PROVIDED PASSAGE start

# ArXiv API

The ArXiV API allows programmatic access to the arXiv's e-print content and metadata. "The goal of the interface is to facilitate new and creative use of the the vast body of material on the arXiv by providing a low barrier to entry for application developers." https://arxiv.org/help/api

The API's user manual (https://arxiv.org/help/api/user-manual) provides helpful documentation for using the API and retrieving article metadata.

Our examples below will introduce you to the basics of querying the ArXiV API.

## Install Packages

In [None]:
import urllib
import arxiv
import requests
import json
import csv
import pandas as pd
from collections import Counter, defaultdict
import numpy as np # for array manipulation
import matplotlib.pyplot as plt # for data visualization
%matplotlib inline 
import datetime

## Query the API

Perform a simple query for "graphene." We'll limit results to the titles of the 10 most recent papers.

PROVIDED PASSAGE end

• _DIRECTION A_: Can you extract the records, starting at their first line and ending at the line that contains "Polygon shape xyxy=(308,379,347,440)", with both of those lines included, and repeat them unchanged?

EXERCISE MATERIALS start

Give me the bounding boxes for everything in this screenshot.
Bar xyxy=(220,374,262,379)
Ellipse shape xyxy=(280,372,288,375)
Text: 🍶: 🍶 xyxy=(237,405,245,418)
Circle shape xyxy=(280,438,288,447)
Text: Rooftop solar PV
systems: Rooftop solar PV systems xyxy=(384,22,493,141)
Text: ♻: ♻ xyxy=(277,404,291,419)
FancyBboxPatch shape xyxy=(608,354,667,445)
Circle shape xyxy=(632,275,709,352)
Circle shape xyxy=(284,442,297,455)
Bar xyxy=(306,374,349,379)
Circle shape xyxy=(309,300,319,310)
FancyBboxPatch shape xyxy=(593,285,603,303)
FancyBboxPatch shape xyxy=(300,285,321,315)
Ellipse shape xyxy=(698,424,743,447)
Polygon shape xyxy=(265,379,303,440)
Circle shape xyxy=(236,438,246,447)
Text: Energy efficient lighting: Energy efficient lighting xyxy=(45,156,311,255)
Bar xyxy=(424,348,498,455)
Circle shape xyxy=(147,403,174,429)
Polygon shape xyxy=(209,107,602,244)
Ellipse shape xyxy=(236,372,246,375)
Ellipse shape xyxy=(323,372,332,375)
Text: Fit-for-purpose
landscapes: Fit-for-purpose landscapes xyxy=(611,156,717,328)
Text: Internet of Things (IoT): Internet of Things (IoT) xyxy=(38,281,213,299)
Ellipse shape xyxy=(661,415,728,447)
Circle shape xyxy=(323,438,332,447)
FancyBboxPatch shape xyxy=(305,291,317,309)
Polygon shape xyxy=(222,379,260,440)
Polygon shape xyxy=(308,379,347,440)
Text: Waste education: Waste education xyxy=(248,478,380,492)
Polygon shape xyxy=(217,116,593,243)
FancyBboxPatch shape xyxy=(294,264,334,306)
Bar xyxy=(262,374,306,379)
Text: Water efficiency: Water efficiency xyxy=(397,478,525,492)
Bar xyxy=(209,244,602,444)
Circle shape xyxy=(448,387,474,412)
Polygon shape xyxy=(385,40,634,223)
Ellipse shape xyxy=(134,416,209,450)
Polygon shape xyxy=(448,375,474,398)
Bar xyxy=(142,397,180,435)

EXERCISE MATERIALS end

• _DIRECTION B_: Which headings appear in the arXiv API text?

• _FINISHED ANSWER A_:
Give me the bounding boxes for everything in this screenshot.
Bar xyxy=(220,374,262,379)
Ellipse shape xyxy=(280,372,288,375)
Text: 🍶: 🍶 xyxy=(237,405,245,418)
Circle shape xyxy=(280,438,288,447)
Text: Rooftop solar PV
systems: Rooftop solar PV systems xyxy=(384,22,493,141)
Text: ♻: ♻ xyxy=(277,404,291,419)
FancyBboxPatch shape xyxy=(608,354,667,445)
Circle shape xyxy=(632,275,709,352)
Circle shape xyxy=(284,442,297,455)
Bar xyxy=(306,374,349,379)
Circle shape xyxy=(309,300,319,310)
FancyBboxPatch shape xyxy=(593,285,603,303)
FancyBboxPatch shape xyxy=(300,285,321,315)
Ellipse shape xyxy=(698,424,743,447)
Polygon shape xyxy=(265,379,303,440)
Circle shape xyxy=(236,438,246,447)
Text: Energy efficient lighting: Energy efficient lighting xyxy=(45,156,311,255)
Bar xyxy=(424,348,498,455)
Circle shape xyxy=(147,403,174,429)
Polygon shape xyxy=(209,107,602,244)
Ellipse shape xyxy=(236,372,246,375)
Ellipse shape xyxy=(323,372,332,375)
Text: Fit-for-purpose
landscapes: Fit-for-purpose landscapes xyxy=(611,156,717,328)
Text: Internet of Things (IoT): Internet of Things (IoT) xyxy=(38,281,213,299)
Ellipse shape xyxy=(661,415,728,447)
Circle shape xyxy=(323,438,332,447)
FancyBboxPatch shape xyxy=(305,291,317,309)
Polygon shape xyxy=(222,379,260,440)
Polygon shape xyxy=(308,379,347,440)

• _FINISHED ANSWER B_:
- ArXiv API
- Install Packages
- Query the API